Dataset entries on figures
* Start *

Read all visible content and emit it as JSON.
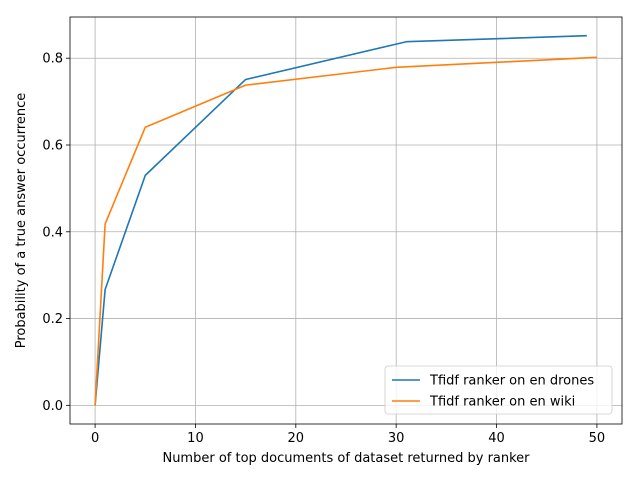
{
  "chart_data": {
    "type": "line",
    "title": "",
    "xlabel": "Number of top documents of dataset returned by ranker",
    "ylabel": "Probability of a true answer occurrence",
    "xlim": [
      -2.5,
      52.5
    ],
    "ylim": [
      -0.043,
      0.895
    ],
    "xticks": [
      0,
      10,
      20,
      30,
      40,
      50
    ],
    "yticks": [
      0.0,
      0.2,
      0.4,
      0.6,
      0.8
    ],
    "xtick_labels": [
      "0",
      "10",
      "20",
      "30",
      "40",
      "50"
    ],
    "ytick_labels": [
      "0.0",
      "0.2",
      "0.4",
      "0.6",
      "0.8"
    ],
    "grid": true,
    "legend_position": "bottom-right",
    "series": [
      {
        "name": "Tfidf ranker on en drones",
        "color": "#1f77b4",
        "x": [
          0,
          1,
          5,
          15,
          31,
          49
        ],
        "y": [
          0.0,
          0.267,
          0.53,
          0.751,
          0.838,
          0.852
        ]
      },
      {
        "name": "Tfidf ranker on en wiki",
        "color": "#ff7f0e",
        "x": [
          0,
          1,
          5,
          15,
          30,
          50
        ],
        "y": [
          0.0,
          0.418,
          0.641,
          0.738,
          0.779,
          0.802
        ]
      }
    ]
  }
}
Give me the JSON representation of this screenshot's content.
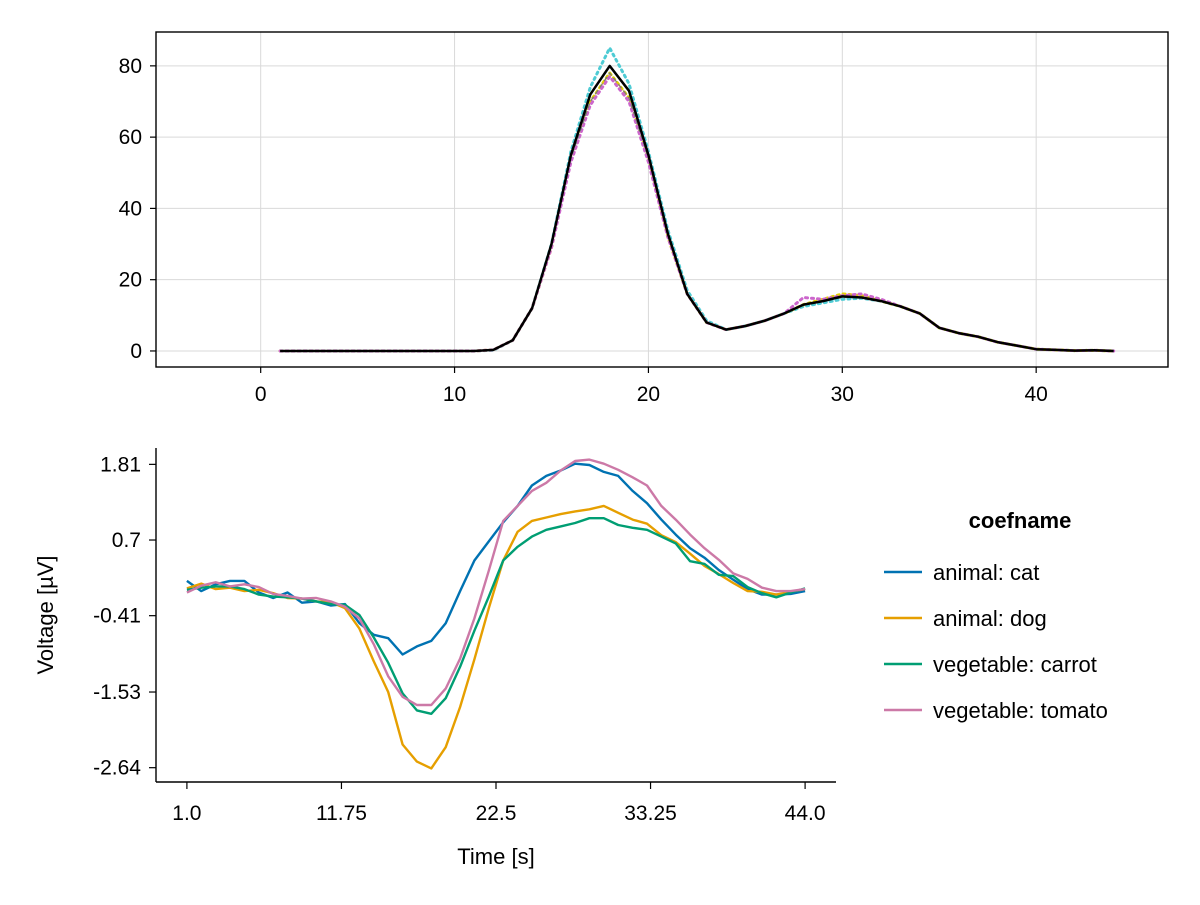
{
  "chart_data": [
    {
      "type": "line",
      "title": "",
      "xlabel": "",
      "ylabel": "",
      "xlim": [
        -5.4,
        46.8
      ],
      "ylim": [
        -4.5,
        89.5
      ],
      "xticks": [
        0,
        10,
        20,
        30,
        40
      ],
      "yticks": [
        0,
        20,
        40,
        60,
        80
      ],
      "grid": true,
      "x": [
        1,
        2,
        3,
        4,
        5,
        6,
        7,
        8,
        9,
        10,
        11,
        12,
        13,
        14,
        15,
        16,
        17,
        18,
        19,
        20,
        21,
        22,
        23,
        24,
        25,
        26,
        27,
        28,
        29,
        30,
        31,
        32,
        33,
        34,
        35,
        36,
        37,
        38,
        39,
        40,
        41,
        42,
        43,
        44
      ],
      "series": [
        {
          "color": "#000000",
          "style": "solid",
          "values": [
            0,
            0,
            0,
            0,
            0,
            0,
            0,
            0,
            0,
            0,
            0,
            0.3,
            3,
            12,
            30,
            55,
            72,
            80,
            73,
            55,
            33,
            16,
            8,
            6,
            7,
            8.5,
            10.5,
            13,
            14,
            15.3,
            15,
            14,
            12.5,
            10.5,
            6.5,
            5,
            4,
            2.5,
            1.5,
            0.5,
            0.3,
            0.1,
            0.2,
            0
          ]
        },
        {
          "color": "#4ecbd4",
          "style": "dotted",
          "values": [
            0,
            0,
            0,
            0,
            0,
            0,
            0,
            0,
            0,
            0,
            0,
            0.2,
            3,
            12,
            30,
            56,
            74,
            85,
            75,
            56,
            34,
            17,
            8.5,
            6,
            7,
            8.5,
            10.5,
            12.5,
            13.5,
            14.5,
            14.8,
            14,
            12.5,
            10.5,
            6.5,
            5,
            4,
            2.5,
            1.5,
            0.5,
            0.3,
            0.1,
            0.2,
            0
          ]
        },
        {
          "color": "#e0d000",
          "style": "dotted",
          "values": [
            0,
            0,
            0,
            0,
            0,
            0,
            0,
            0,
            0,
            0,
            0,
            0.3,
            3,
            12,
            29,
            54,
            70,
            78,
            71,
            54,
            32,
            16,
            8,
            6,
            7,
            8.5,
            10.5,
            13,
            14.5,
            16,
            15.5,
            14,
            12.5,
            10.5,
            6.5,
            5,
            4,
            2.5,
            1.5,
            0.5,
            0.3,
            0.1,
            0.2,
            0
          ]
        },
        {
          "color": "#cc66cc",
          "style": "dotted",
          "values": [
            0,
            0,
            0,
            0,
            0,
            0,
            0,
            0,
            0,
            0,
            0,
            0.3,
            3,
            12,
            29,
            53,
            69,
            77,
            70,
            53,
            32,
            16,
            8,
            6,
            7,
            8.5,
            10.5,
            15,
            14.5,
            15.5,
            16,
            14.5,
            12.5,
            10.5,
            6.5,
            5,
            4,
            2.5,
            1.5,
            0.5,
            0.3,
            0.1,
            0.2,
            0
          ]
        },
        {
          "color": "#7a7a7a",
          "style": "dashed",
          "values": [
            0,
            0,
            0,
            0,
            0,
            0,
            0,
            0,
            0,
            0,
            0,
            0.3,
            3,
            12,
            30,
            54,
            70,
            78,
            71,
            54,
            33,
            16,
            8,
            6,
            7,
            8.5,
            10.5,
            13,
            14,
            15,
            15,
            14,
            12.5,
            10.5,
            6.5,
            5,
            4,
            2.5,
            1.5,
            0.5,
            0.3,
            0.1,
            0.2,
            0
          ]
        }
      ]
    },
    {
      "type": "line",
      "title": "",
      "xlabel": "Time [s]",
      "ylabel": "Voltage [µV]",
      "xlim": [
        -1.15,
        46.15
      ],
      "ylim": [
        -2.85,
        2.05
      ],
      "xticks": [
        1.0,
        11.75,
        22.5,
        33.25,
        44.0
      ],
      "xtick_labels": [
        "1.0",
        "11.75",
        "22.5",
        "33.25",
        "44.0"
      ],
      "yticks": [
        1.81,
        0.7,
        -0.41,
        -1.53,
        -2.64
      ],
      "ytick_labels": [
        "1.81",
        "0.7",
        "-0.41",
        "-1.53",
        "-2.64"
      ],
      "grid": false,
      "legend": {
        "title": "coefname",
        "placement": "right"
      },
      "x": [
        1,
        2,
        3,
        4,
        5,
        6,
        7,
        8,
        9,
        10,
        11,
        12,
        13,
        14,
        15,
        16,
        17,
        18,
        19,
        20,
        21,
        22,
        23,
        24,
        25,
        26,
        27,
        28,
        29,
        30,
        31,
        32,
        33,
        34,
        35,
        36,
        37,
        38,
        39,
        40,
        41,
        42,
        43,
        44
      ],
      "series": [
        {
          "name": "animal: cat",
          "color": "#0072b2",
          "values": [
            0.1,
            -0.05,
            0.05,
            0.1,
            0.1,
            -0.07,
            -0.15,
            -0.07,
            -0.22,
            -0.2,
            -0.26,
            -0.24,
            -0.52,
            -0.69,
            -0.74,
            -0.98,
            -0.86,
            -0.78,
            -0.52,
            -0.05,
            0.4,
            0.68,
            0.96,
            1.2,
            1.5,
            1.64,
            1.72,
            1.82,
            1.8,
            1.7,
            1.64,
            1.42,
            1.24,
            1.0,
            0.78,
            0.58,
            0.44,
            0.26,
            0.12,
            -0.02,
            -0.1,
            -0.1,
            -0.09,
            -0.05
          ]
        },
        {
          "name": "animal: dog",
          "color": "#e69f00",
          "values": [
            -0.01,
            0.06,
            -0.02,
            0.0,
            -0.05,
            -0.03,
            -0.08,
            -0.15,
            -0.16,
            -0.2,
            -0.21,
            -0.3,
            -0.6,
            -1.08,
            -1.53,
            -2.3,
            -2.55,
            -2.65,
            -2.34,
            -1.75,
            -1.05,
            -0.3,
            0.4,
            0.82,
            0.98,
            1.03,
            1.08,
            1.12,
            1.15,
            1.2,
            1.1,
            1.0,
            0.94,
            0.77,
            0.67,
            0.5,
            0.32,
            0.2,
            0.07,
            -0.05,
            -0.06,
            -0.1,
            -0.06,
            -0.02
          ]
        },
        {
          "name": "vegetable: carrot",
          "color": "#009e73",
          "values": [
            -0.03,
            0.0,
            0.02,
            0.02,
            -0.02,
            -0.1,
            -0.13,
            -0.14,
            -0.16,
            -0.2,
            -0.24,
            -0.25,
            -0.4,
            -0.73,
            -1.1,
            -1.55,
            -1.8,
            -1.85,
            -1.62,
            -1.16,
            -0.63,
            -0.13,
            0.4,
            0.6,
            0.75,
            0.85,
            0.9,
            0.95,
            1.02,
            1.02,
            0.92,
            0.88,
            0.85,
            0.75,
            0.65,
            0.39,
            0.35,
            0.19,
            0.17,
            0.01,
            -0.08,
            -0.14,
            -0.07,
            -0.01
          ]
        },
        {
          "name": "vegetable: tomato",
          "color": "#cc79a7",
          "values": [
            -0.07,
            0.03,
            0.08,
            0.02,
            0.05,
            0.01,
            -0.09,
            -0.12,
            -0.16,
            -0.15,
            -0.2,
            -0.28,
            -0.45,
            -0.83,
            -1.3,
            -1.6,
            -1.72,
            -1.72,
            -1.48,
            -1.04,
            -0.45,
            0.25,
            0.98,
            1.2,
            1.42,
            1.54,
            1.72,
            1.86,
            1.88,
            1.82,
            1.73,
            1.62,
            1.5,
            1.2,
            1.0,
            0.78,
            0.58,
            0.41,
            0.21,
            0.13,
            0.0,
            -0.05,
            -0.05,
            -0.02
          ]
        }
      ]
    }
  ]
}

* End *

◆ YOUR INSTRUCTIONS
Show the lines of the records that include the string "ranker".

◆ FINAL ANSWER
    "xlabel": "Number of top documents of dataset returned by ranker",
        "name": "Tfidf ranker on en drones",
        "name": "Tfidf ranker on en wiki",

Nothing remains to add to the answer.